**SHORT EXERCISE:** Copy all of the material exactly. Pictures are not to appear in the copy.

**INFORMATION SUPPLIED:**
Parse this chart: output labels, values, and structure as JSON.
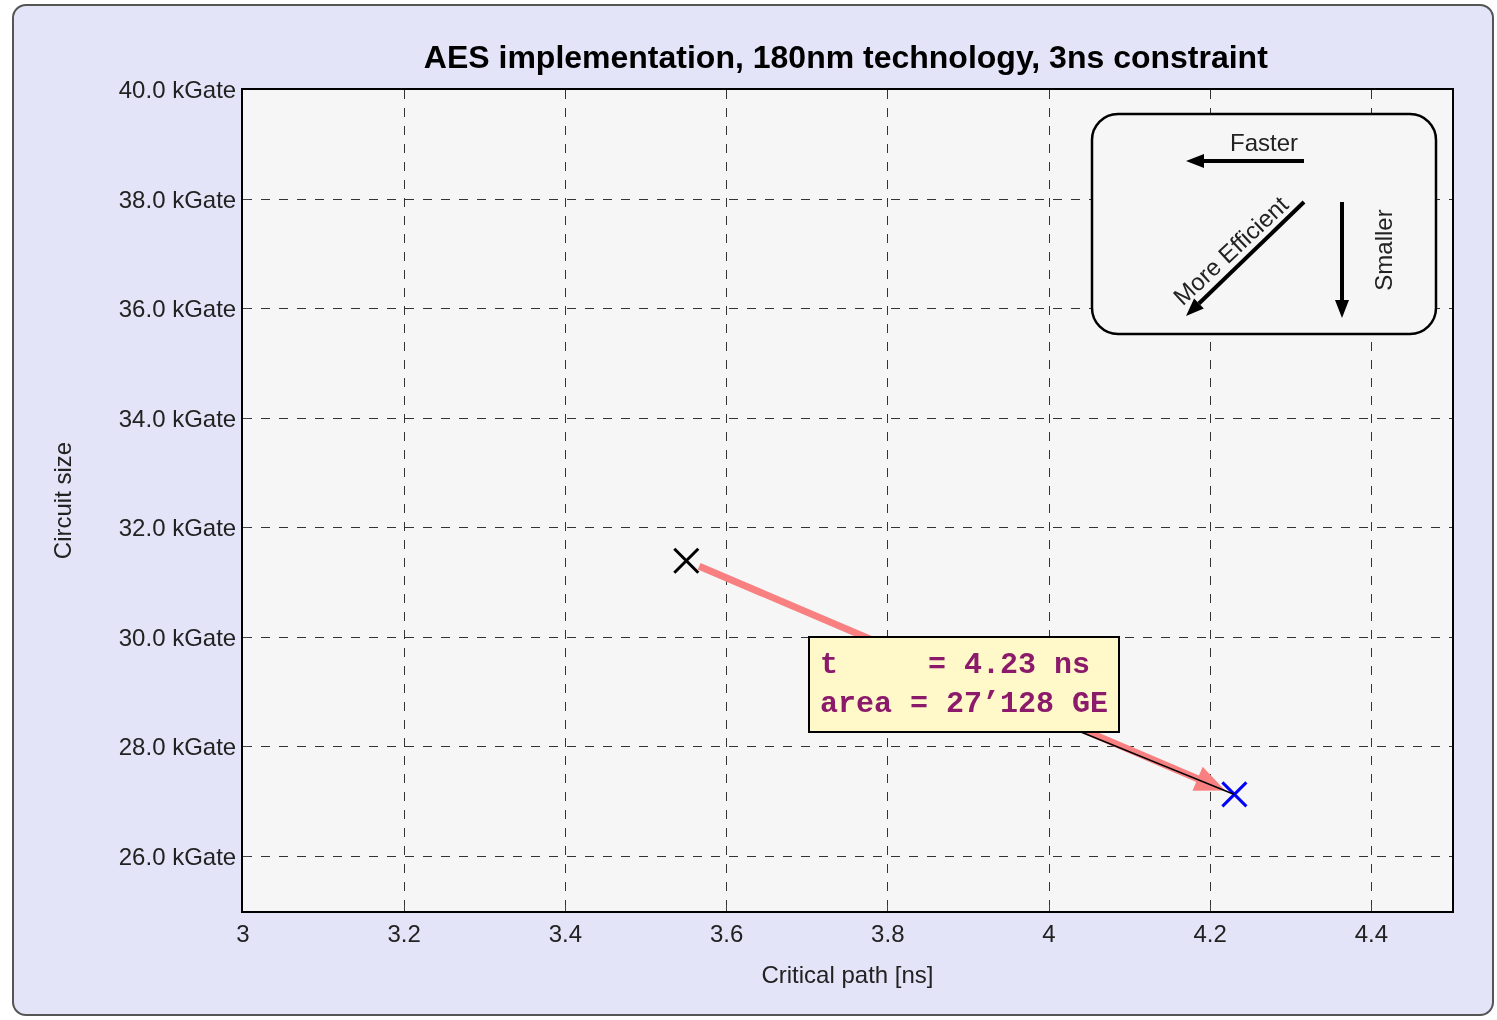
{
  "chart_data": {
    "type": "scatter",
    "title": "AES implementation, 180nm technology, 3ns constraint",
    "xlabel": "Critical path [ns]",
    "ylabel": "Circuit size",
    "series": [
      {
        "color": "#000000",
        "x": [
          3.55
        ],
        "values": [
          31.4
        ]
      },
      {
        "color": "#0000ff",
        "x": [
          4.23
        ],
        "values": [
          27.13
        ]
      }
    ],
    "marker": "cross",
    "xlim": [
      3,
      4.5
    ],
    "xticks": [
      3,
      3.2,
      3.4,
      3.6,
      3.8,
      4,
      4.2,
      4.4
    ],
    "ylim": [
      25,
      40
    ],
    "yticks": [
      {
        "value": 26,
        "label": "26.0 kGate"
      },
      {
        "value": 28,
        "label": "28.0 kGate"
      },
      {
        "value": 30,
        "label": "30.0 kGate"
      },
      {
        "value": 32,
        "label": "32.0 kGate"
      },
      {
        "value": 34,
        "label": "34.0 kGate"
      },
      {
        "value": 36,
        "label": "36.0 kGate"
      },
      {
        "value": 38,
        "label": "38.0 kGate"
      },
      {
        "value": 40,
        "label": "40.0 kGate"
      }
    ],
    "grid": true,
    "annotations": [
      {
        "text": "t     = 4.23 ns\narea = 27’128 GE",
        "x": 4.23,
        "y": 27.128
      },
      "Faster",
      "More Efficient",
      "Smaller"
    ]
  }
}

**RESULT:**
Parse this chart: output labels, values, and structure as JSON.
{
  "chart_data": {
    "type": "scatter",
    "title": "AES implementation, 180nm technology, 3ns constraint",
    "xlabel": "Critical path [ns]",
    "ylabel": "Circuit size",
    "series": [
      {
        "color": "#000000",
        "x": [
          3.55
        ],
        "values": [
          31.4
        ]
      },
      {
        "color": "#0000ff",
        "x": [
          4.23
        ],
        "values": [
          27.13
        ]
      }
    ],
    "marker": "cross",
    "xlim": [
      3,
      4.5
    ],
    "xticks": [
      3,
      3.2,
      3.4,
      3.6,
      3.8,
      4,
      4.2,
      4.4
    ],
    "ylim": [
      25,
      40
    ],
    "yticks": [
      {
        "value": 26,
        "label": "26.0 kGate"
      },
      {
        "value": 28,
        "label": "28.0 kGate"
      },
      {
        "value": 30,
        "label": "30.0 kGate"
      },
      {
        "value": 32,
        "label": "32.0 kGate"
      },
      {
        "value": 34,
        "label": "34.0 kGate"
      },
      {
        "value": 36,
        "label": "36.0 kGate"
      },
      {
        "value": 38,
        "label": "38.0 kGate"
      },
      {
        "value": 40,
        "label": "40.0 kGate"
      }
    ],
    "grid": true,
    "annotations": [
      {
        "text": "t     = 4.23 ns\narea = 27’128 GE",
        "x": 4.23,
        "y": 27.128
      },
      "Faster",
      "More Efficient",
      "Smaller"
    ]
  }
}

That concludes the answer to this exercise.